>> BEGIN DATA ENTRIES

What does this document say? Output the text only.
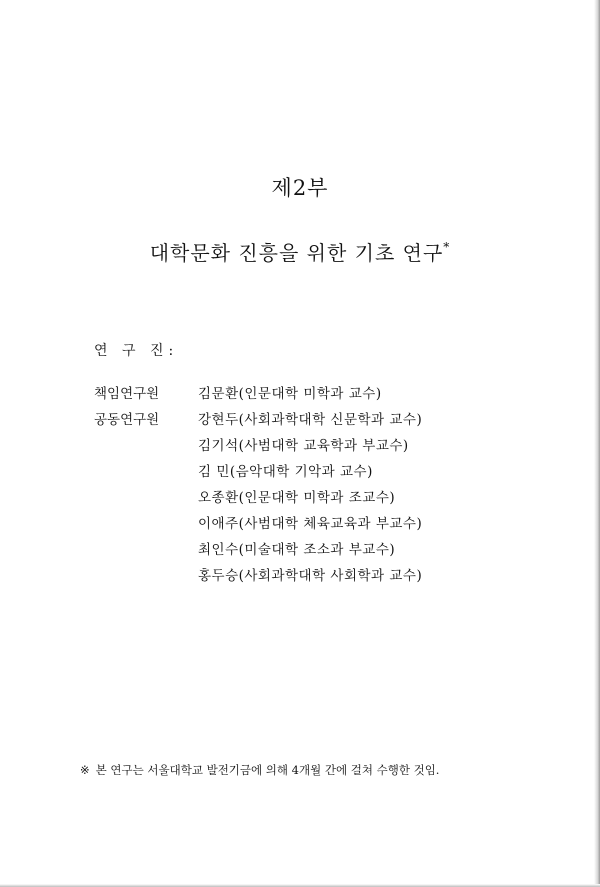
제2부
대학문화 진흥을 위한 기초 연구*
연 구 진:
책임연구원	김문환(인문대학 미학과 교수)
공동연구원	강현두(사회과학대학 신문학과 교수)
김기석(사범대학 교육학과 부교수)
김 민(음악대학 기악과 교수)
오종환(인문대학 미학과 조교수)
이애주(사범대학 체육교육과 부교수)
최인수(미술대학 조소과 부교수)
홍두승(사회과학대학 사회학과 교수)
※ 본 연구는 서울대학교 발전기금에 의해 4개월 간에 걸쳐 수행한 것임.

>> END DATA ENTRIES

TASK:
Find the lines above holding the word "인문대학" and show them.

FULL ANSWER:
책임연구원	김문환(인문대학 미학과 교수)
오종환(인문대학 미학과 조교수)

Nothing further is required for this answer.